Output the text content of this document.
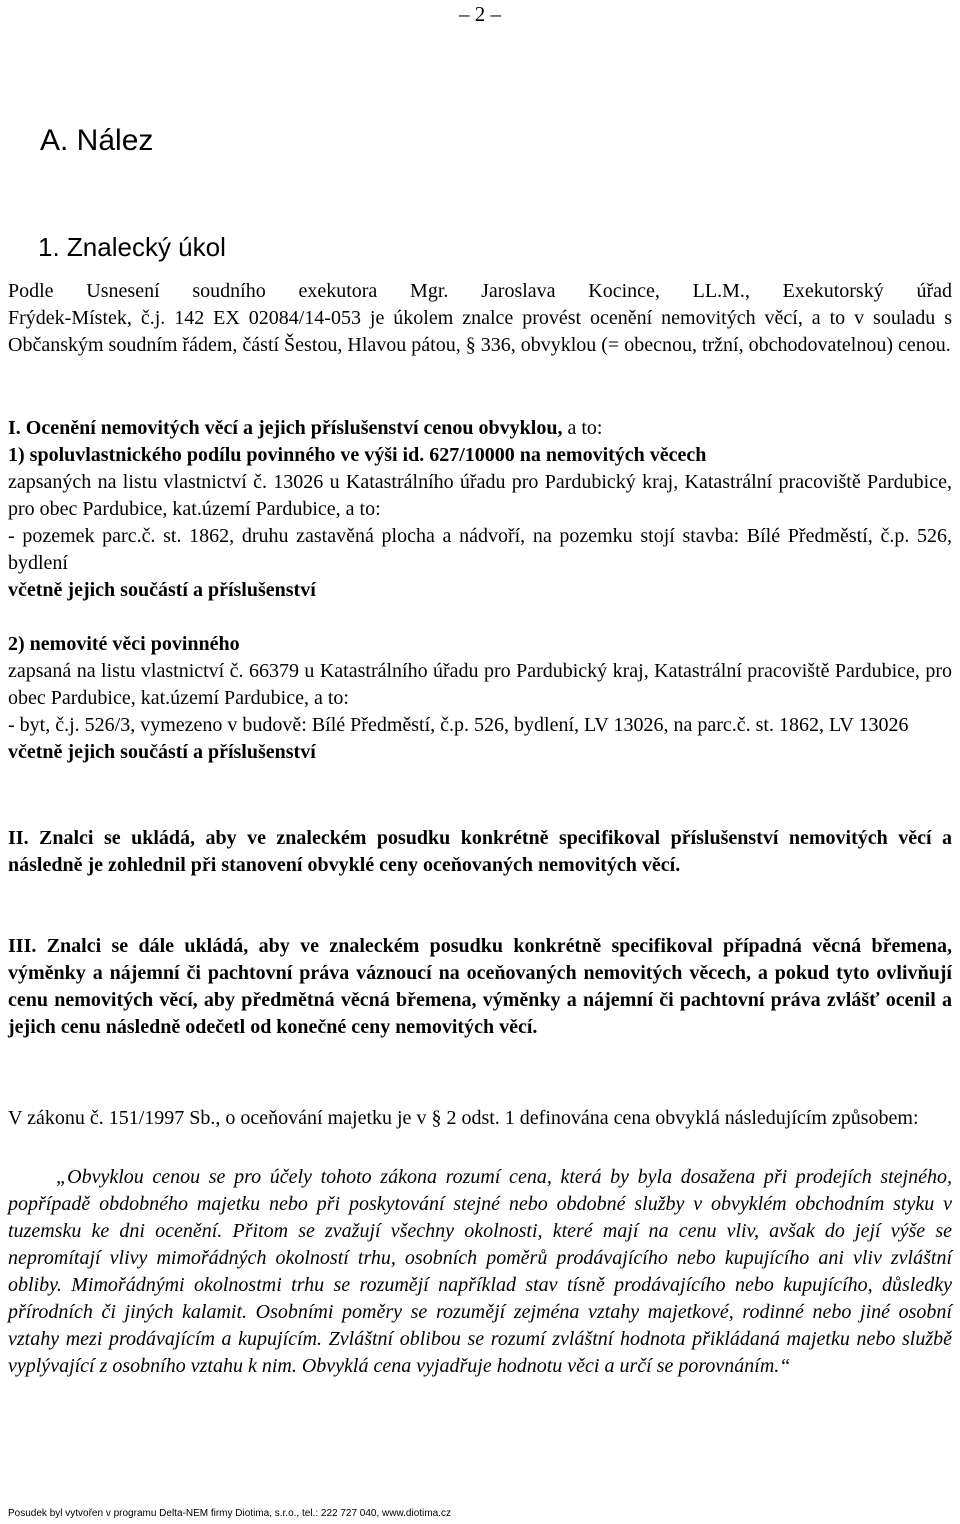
– 2 –
A. Nález
1. Znalecký úkol
Podle Usnesení soudního exekutora Mgr. Jaroslava Kocince, LL.M., Exekutorský úřad
Frýdek-Místek, č.j. 142 EX 02084/14-053 je úkolem znalce provést ocenění nemovitých věcí, a to v souladu s Občanským soudním řádem, částí Šestou, Hlavou pátou, § 336, obvyklou (= obecnou, tržní, obchodovatelnou) cenou.
I. Ocenění nemovitých věcí a jejich příslušenství cenou obvyklou, a to:
1) spoluvlastnického podílu povinného ve výši id. 627/10000 na nemovitých věcech
zapsaných na listu vlastnictví č. 13026 u Katastrálního úřadu pro Pardubický kraj, Katastrální pracoviště Pardubice, pro obec Pardubice, kat.území Pardubice, a to:
- pozemek parc.č. st. 1862, druhu zastavěná plocha a nádvoří, na pozemku stojí stavba: Bílé Předměstí, č.p. 526, bydlení
včetně jejich součástí a příslušenství
2) nemovité věci povinného
zapsaná na listu vlastnictví č. 66379 u Katastrálního úřadu pro Pardubický kraj, Katastrální pracoviště Pardubice, pro obec Pardubice, kat.území Pardubice, a to:
- byt, č.j. 526/3, vymezeno v budově: Bílé Předměstí, č.p. 526, bydlení, LV 13026, na parc.č. st. 1862, LV 13026
včetně jejich součástí a příslušenství
II. Znalci se ukládá, aby ve znaleckém posudku konkrétně specifikoval příslušenství nemovitých věcí a následně je zohlednil při stanovení obvyklé ceny oceňovaných nemovitých věcí.
III. Znalci se dále ukládá, aby ve znaleckém posudku konkrétně specifikoval případná věcná břemena, výměnky a nájemní či pachtovní práva váznoucí na oceňovaných nemovitých věcech, a pokud tyto ovlivňují cenu nemovitých věcí, aby předmětná věcná břemena, výměnky a nájemní či pachtovní práva zvlášť ocenil a jejich cenu následně odečetl od konečné ceny nemovitých věcí.
V zákonu č. 151/1997 Sb., o oceňování majetku je v § 2 odst. 1 definována cena obvyklá následujícím způsobem:
„Obvyklou cenou se pro účely tohoto zákona rozumí cena, která by byla dosažena při prodejích stejného, popřípadě obdobného majetku nebo při poskytování stejné nebo obdobné služby v obvyklém obchodním styku v tuzemsku ke dni ocenění. Přitom se zvažují všechny okolnosti, které mají na cenu vliv, avšak do její výše se nepromítají vlivy mimořádných okolností trhu, osobních poměrů prodávajícího nebo kupujícího ani vliv zvláštní obliby. Mimořádnými okolnostmi trhu se rozumějí například stav tísně prodávajícího nebo kupujícího, důsledky přírodních či jiných kalamit. Osobními poměry se rozumějí zejména vztahy majetkové, rodinné nebo jiné osobní vztahy mezi prodávajícím a kupujícím. Zvláštní oblibou se rozumí zvláštní hodnota přikládaná majetku nebo službě vyplývající z osobního vztahu k nim. Obvyklá cena vyjadřuje hodnotu věci a určí se porovnáním.“
Posudek byl vytvořen v programu Delta-NEM firmy Diotima, s.r.o., tel.: 222 727 040, www.diotima.cz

● ● ● ● ● ● ●

Description of the task: Every entry must be written out exactly, with all pictures left out.

Exercise result:
Output the text content of this document.
– 2 –
A. Nález
1. Znalecký úkol
Podle Usnesení soudního exekutora Mgr. Jaroslava Kocince, LL.M., Exekutorský úřad
Frýdek-Místek, č.j. 142 EX 02084/14-053 je úkolem znalce provést ocenění nemovitých věcí, a to v souladu s Občanským soudním řádem, částí Šestou, Hlavou pátou, § 336, obvyklou (= obecnou, tržní, obchodovatelnou) cenou.
I. Ocenění nemovitých věcí a jejich příslušenství cenou obvyklou, a to:
1) spoluvlastnického podílu povinného ve výši id. 627/10000 na nemovitých věcech
zapsaných na listu vlastnictví č. 13026 u Katastrálního úřadu pro Pardubický kraj, Katastrální pracoviště Pardubice, pro obec Pardubice, kat.území Pardubice, a to:
- pozemek parc.č. st. 1862, druhu zastavěná plocha a nádvoří, na pozemku stojí stavba: Bílé Předměstí, č.p. 526, bydlení
včetně jejich součástí a příslušenství
2) nemovité věci povinného
zapsaná na listu vlastnictví č. 66379 u Katastrálního úřadu pro Pardubický kraj, Katastrální pracoviště Pardubice, pro obec Pardubice, kat.území Pardubice, a to:
- byt, č.j. 526/3, vymezeno v budově: Bílé Předměstí, č.p. 526, bydlení, LV 13026, na parc.č. st. 1862, LV 13026
včetně jejich součástí a příslušenství
II. Znalci se ukládá, aby ve znaleckém posudku konkrétně specifikoval příslušenství nemovitých věcí a následně je zohlednil při stanovení obvyklé ceny oceňovaných nemovitých věcí.
III. Znalci se dále ukládá, aby ve znaleckém posudku konkrétně specifikoval případná věcná břemena, výměnky a nájemní či pachtovní práva váznoucí na oceňovaných nemovitých věcech, a pokud tyto ovlivňují cenu nemovitých věcí, aby předmětná věcná břemena, výměnky a nájemní či pachtovní práva zvlášť ocenil a jejich cenu následně odečetl od konečné ceny nemovitých věcí.
V zákonu č. 151/1997 Sb., o oceňování majetku je v § 2 odst. 1 definována cena obvyklá následujícím způsobem:
„Obvyklou cenou se pro účely tohoto zákona rozumí cena, která by byla dosažena při prodejích stejného, popřípadě obdobného majetku nebo při poskytování stejné nebo obdobné služby v obvyklém obchodním styku v tuzemsku ke dni ocenění. Přitom se zvažují všechny okolnosti, které mají na cenu vliv, avšak do její výše se nepromítají vlivy mimořádných okolností trhu, osobních poměrů prodávajícího nebo kupujícího ani vliv zvláštní obliby. Mimořádnými okolnostmi trhu se rozumějí například stav tísně prodávajícího nebo kupujícího, důsledky přírodních či jiných kalamit. Osobními poměry se rozumějí zejména vztahy majetkové, rodinné nebo jiné osobní vztahy mezi prodávajícím a kupujícím. Zvláštní oblibou se rozumí zvláštní hodnota přikládaná majetku nebo službě vyplývající z osobního vztahu k nim. Obvyklá cena vyjadřuje hodnotu věci a určí se porovnáním.“
Posudek byl vytvořen v programu Delta-NEM firmy Diotima, s.r.o., tel.: 222 727 040, www.diotima.cz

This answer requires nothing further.